> [KETENTUAN TUGAS]
Jawablah pertanyaan berikut berdasarkan teks bacaan.
1. Di media apa dan pada tanggal berapa catatan itu pertama kali dimuat?
2. Siapa yang meng-Indonesiakan catatan itu?
3. Di lingkungan keluarga dan masyarakat seperti apa penulis catatan itu dibesarkan?

> [TEKS BACAAN]
+ + + +
Untuk Keluhan Lelaki Muslim Gay (Bag.1)

Sebuah catatan seorang gay muslim yang gelisah sampai ke meja saya. Tulisan ini telah dimuat di Jakartaglobe pada 16 April 2010 dalam versi bahasa Inggris. Seorang teman yang tinggal di Belanda meng-Indonesiakan catatan itu dan berbaik hati berbagi kepada saya beberapa waktu lalu. Menarik juga isi catatannya. Paling tidak, karena beberapa hal yang dikeluhkannya menimbulkan sedikit kebingungan. Antara lain bahwa penulisnya dengan sangat tegas menyatakan bahwa ia adalah seorang gay muslim taat yang hingga saat ini masih menghayati ke-Islamannya. Lelaki gay itu menyatakan:

”Saya pribadi adalah seorang gay yang hingga saat ini terus menghayati keislaman saya. Saya dibesarkan di keluarga dan masyarakat muslim Muhammadiyah. Saya muslim yang meyakini ajaran yang diperintahkan oleh Allah Swt dan Rasul-Nya: Muhammad Saw seperti sholat, puasa dan juga berbuat baik pada orang lain. Tidak ada perbedaan ritual ibadah yang saya lakukan dengan umat Islam pada umumnya. Keyakinan Islam saya bukanlah seperti keyakinan yang dituduh “sesat” oleh ulama, seperti Ahmadiyah, Lia Eden, Syiah.”
+ + + +
> [BAHAN YANG DISEDIAKAN]
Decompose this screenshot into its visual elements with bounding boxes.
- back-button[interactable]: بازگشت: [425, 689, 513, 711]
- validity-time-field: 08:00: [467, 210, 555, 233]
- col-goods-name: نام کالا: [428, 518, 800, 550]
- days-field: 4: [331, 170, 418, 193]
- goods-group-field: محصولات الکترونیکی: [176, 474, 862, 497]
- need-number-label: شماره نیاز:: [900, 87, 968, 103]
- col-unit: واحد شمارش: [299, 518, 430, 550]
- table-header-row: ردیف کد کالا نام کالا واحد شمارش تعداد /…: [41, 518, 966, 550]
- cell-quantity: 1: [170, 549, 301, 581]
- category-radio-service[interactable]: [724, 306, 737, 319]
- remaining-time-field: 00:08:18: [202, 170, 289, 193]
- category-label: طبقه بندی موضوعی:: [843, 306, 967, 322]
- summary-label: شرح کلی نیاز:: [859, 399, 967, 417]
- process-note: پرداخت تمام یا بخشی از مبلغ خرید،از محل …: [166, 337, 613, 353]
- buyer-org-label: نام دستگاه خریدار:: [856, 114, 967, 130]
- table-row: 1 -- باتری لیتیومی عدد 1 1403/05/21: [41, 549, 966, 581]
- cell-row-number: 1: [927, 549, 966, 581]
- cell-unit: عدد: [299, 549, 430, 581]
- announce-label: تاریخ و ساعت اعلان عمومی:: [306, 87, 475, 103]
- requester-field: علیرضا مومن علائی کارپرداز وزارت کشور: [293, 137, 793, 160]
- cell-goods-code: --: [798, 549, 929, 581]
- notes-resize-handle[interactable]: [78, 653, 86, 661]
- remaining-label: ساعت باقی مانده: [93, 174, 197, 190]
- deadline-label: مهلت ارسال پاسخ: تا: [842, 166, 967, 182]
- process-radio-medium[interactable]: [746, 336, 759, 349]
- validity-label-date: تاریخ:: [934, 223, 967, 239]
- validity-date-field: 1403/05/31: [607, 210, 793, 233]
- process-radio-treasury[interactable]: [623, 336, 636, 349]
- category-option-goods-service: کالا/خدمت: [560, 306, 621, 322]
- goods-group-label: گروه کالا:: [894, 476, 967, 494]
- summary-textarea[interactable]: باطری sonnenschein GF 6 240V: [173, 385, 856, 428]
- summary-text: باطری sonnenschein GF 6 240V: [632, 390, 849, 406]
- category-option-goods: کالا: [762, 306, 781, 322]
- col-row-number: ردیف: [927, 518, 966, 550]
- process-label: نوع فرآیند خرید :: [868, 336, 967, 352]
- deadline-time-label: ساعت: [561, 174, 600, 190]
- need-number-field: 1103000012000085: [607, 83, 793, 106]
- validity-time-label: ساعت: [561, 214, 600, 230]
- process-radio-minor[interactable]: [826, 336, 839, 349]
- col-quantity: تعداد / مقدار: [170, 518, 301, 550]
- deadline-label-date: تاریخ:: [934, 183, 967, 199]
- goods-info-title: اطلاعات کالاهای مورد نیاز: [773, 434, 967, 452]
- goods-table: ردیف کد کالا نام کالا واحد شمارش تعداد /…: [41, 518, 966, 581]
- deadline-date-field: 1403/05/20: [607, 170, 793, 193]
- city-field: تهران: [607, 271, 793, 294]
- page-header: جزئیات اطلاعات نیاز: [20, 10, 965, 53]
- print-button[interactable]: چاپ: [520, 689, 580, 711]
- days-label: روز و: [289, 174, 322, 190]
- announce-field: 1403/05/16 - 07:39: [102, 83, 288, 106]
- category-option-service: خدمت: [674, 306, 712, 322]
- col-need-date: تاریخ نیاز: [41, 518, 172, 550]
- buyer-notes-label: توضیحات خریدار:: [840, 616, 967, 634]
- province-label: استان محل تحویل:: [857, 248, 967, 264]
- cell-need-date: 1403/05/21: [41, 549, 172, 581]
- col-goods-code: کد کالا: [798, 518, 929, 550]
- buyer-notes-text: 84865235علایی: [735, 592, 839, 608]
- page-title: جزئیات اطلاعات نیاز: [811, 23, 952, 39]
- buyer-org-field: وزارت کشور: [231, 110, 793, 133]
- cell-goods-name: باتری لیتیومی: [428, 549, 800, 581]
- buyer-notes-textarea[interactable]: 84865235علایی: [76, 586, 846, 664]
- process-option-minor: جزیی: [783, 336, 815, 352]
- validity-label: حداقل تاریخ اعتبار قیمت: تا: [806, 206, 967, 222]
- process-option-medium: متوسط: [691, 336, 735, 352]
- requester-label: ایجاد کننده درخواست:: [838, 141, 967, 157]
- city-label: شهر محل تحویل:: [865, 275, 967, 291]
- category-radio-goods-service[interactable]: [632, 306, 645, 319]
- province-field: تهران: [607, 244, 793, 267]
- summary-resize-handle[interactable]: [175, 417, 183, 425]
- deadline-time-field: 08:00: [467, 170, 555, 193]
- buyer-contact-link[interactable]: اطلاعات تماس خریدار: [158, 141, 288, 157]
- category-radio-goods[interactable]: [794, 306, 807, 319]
+ + + +
> [KUNCI JAWABAN]
1. Catatan itu dimuat di Jakartaglobe pada 16 April 2010 dalam versi bahasa Inggris.
2. Seorang teman yang tinggal di Belanda.
3. Di keluarga dan masyarakat muslim Muhammadiyah.